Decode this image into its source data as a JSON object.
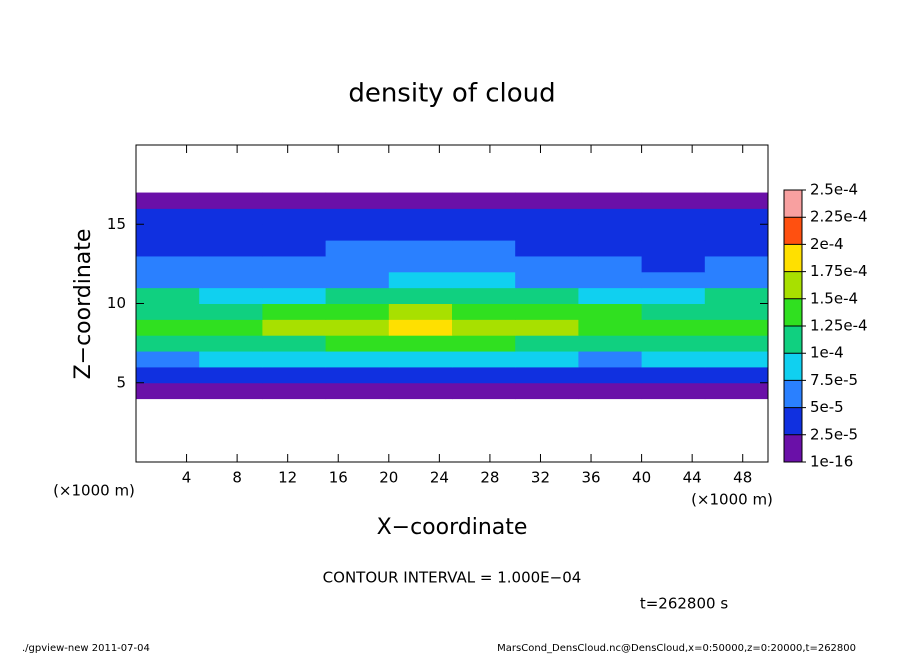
{
  "chart_data": {
    "type": "heatmap",
    "title": "density of cloud",
    "xlabel": "X−coordinate",
    "ylabel": "Z−coordinate",
    "x_unit": "(×1000 m)",
    "x_unit_right": "(×1000 m)",
    "contour_note": "CONTOUR INTERVAL = 1.000E−04",
    "time_note": "t=262800 s",
    "footer_left": "./gpview-new  2011-07-04",
    "footer_right": "MarsCond_DensCloud.nc@DensCloud,x=0:50000,z=0:20000,t=262800",
    "xlim": [
      0,
      50
    ],
    "ylim": [
      0,
      20
    ],
    "xticks": [
      4,
      8,
      12,
      16,
      20,
      24,
      28,
      32,
      36,
      40,
      44,
      48
    ],
    "yticks": [
      5,
      10,
      15
    ],
    "x": [
      0,
      5,
      10,
      15,
      20,
      25,
      30,
      35,
      40,
      45,
      50
    ],
    "z": [
      0,
      1,
      2,
      3,
      4,
      5,
      6,
      7,
      8,
      9,
      10,
      11,
      12,
      13,
      14,
      15,
      16,
      17,
      18,
      19,
      20
    ],
    "values": [
      [
        null,
        null,
        null,
        null,
        null,
        null,
        null,
        null,
        null,
        null
      ],
      [
        null,
        null,
        null,
        null,
        null,
        null,
        null,
        null,
        null,
        null
      ],
      [
        null,
        null,
        null,
        null,
        null,
        null,
        null,
        null,
        null,
        null
      ],
      [
        null,
        null,
        null,
        null,
        null,
        null,
        null,
        null,
        null,
        null
      ],
      [
        1e-05,
        1e-05,
        1e-05,
        1e-05,
        1e-05,
        1e-05,
        1e-05,
        1e-05,
        1e-05,
        1e-05
      ],
      [
        3e-05,
        3e-05,
        3.5e-05,
        3e-05,
        3e-05,
        3e-05,
        3e-05,
        3e-05,
        3e-05,
        3e-05
      ],
      [
        7e-05,
        8e-05,
        8e-05,
        7.5e-05,
        8e-05,
        8e-05,
        8e-05,
        7e-05,
        7.5e-05,
        8e-05
      ],
      [
        0.00011,
        0.00012,
        0.00012,
        0.00013,
        0.00013,
        0.00013,
        0.00012,
        0.00011,
        0.00011,
        0.00011
      ],
      [
        0.00013,
        0.00014,
        0.00015,
        0.00016,
        0.00018,
        0.00016,
        0.00017,
        0.00014,
        0.00013,
        0.00013
      ],
      [
        0.00012,
        0.00012,
        0.00013,
        0.00014,
        0.00015,
        0.00014,
        0.00014,
        0.00013,
        0.00012,
        0.00012
      ],
      [
        0.0001,
        9e-05,
        9e-05,
        0.00011,
        0.00011,
        0.00011,
        0.0001,
        9e-05,
        9e-05,
        0.0001
      ],
      [
        7e-05,
        6.5e-05,
        6e-05,
        7e-05,
        8e-05,
        8e-05,
        7e-05,
        6e-05,
        6e-05,
        6.5e-05
      ],
      [
        5.5e-05,
        5e-05,
        5e-05,
        5.5e-05,
        6e-05,
        6e-05,
        5.5e-05,
        5e-05,
        4.5e-05,
        5e-05
      ],
      [
        4.5e-05,
        4.5e-05,
        4.5e-05,
        5e-05,
        5e-05,
        5e-05,
        4.5e-05,
        4e-05,
        3.5e-05,
        4.5e-05
      ],
      [
        4e-05,
        4e-05,
        4e-05,
        4e-05,
        4.5e-05,
        4e-05,
        4e-05,
        3.5e-05,
        3e-05,
        4e-05
      ],
      [
        3e-05,
        3e-05,
        3e-05,
        3e-05,
        3e-05,
        3e-05,
        3e-05,
        3e-05,
        2.5e-05,
        3e-05
      ],
      [
        1e-05,
        1e-05,
        1e-05,
        1e-05,
        1e-05,
        1e-05,
        1e-05,
        1e-05,
        1e-05,
        1e-05
      ],
      [
        null,
        null,
        null,
        null,
        null,
        null,
        null,
        null,
        null,
        null
      ],
      [
        null,
        null,
        null,
        null,
        null,
        null,
        null,
        null,
        null,
        null
      ],
      [
        null,
        null,
        null,
        null,
        null,
        null,
        null,
        null,
        null,
        null
      ]
    ],
    "levels": [
      {
        "value": 1e-16,
        "label": "1e-16"
      },
      {
        "value": 2.5e-05,
        "label": "2.5e-5"
      },
      {
        "value": 5e-05,
        "label": "5e-5"
      },
      {
        "value": 7.5e-05,
        "label": "7.5e-5"
      },
      {
        "value": 0.0001,
        "label": "1e-4"
      },
      {
        "value": 0.000125,
        "label": "1.25e-4"
      },
      {
        "value": 0.00015,
        "label": "1.5e-4"
      },
      {
        "value": 0.000175,
        "label": "1.75e-4"
      },
      {
        "value": 0.0002,
        "label": "2e-4"
      },
      {
        "value": 0.000225,
        "label": "2.25e-4"
      },
      {
        "value": 0.00025,
        "label": "2.5e-4"
      }
    ],
    "colors": [
      "#6a10a8",
      "#1030e0",
      "#2a80ff",
      "#10d0f0",
      "#10d080",
      "#30e020",
      "#a8e000",
      "#ffe000",
      "#ff5010",
      "#f8a0a0"
    ]
  }
}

::::::

◆ What is being asked
Of the lines in this listing, how many contain "coordinate"? Reply with the number and nothing more.

◆ Task output
2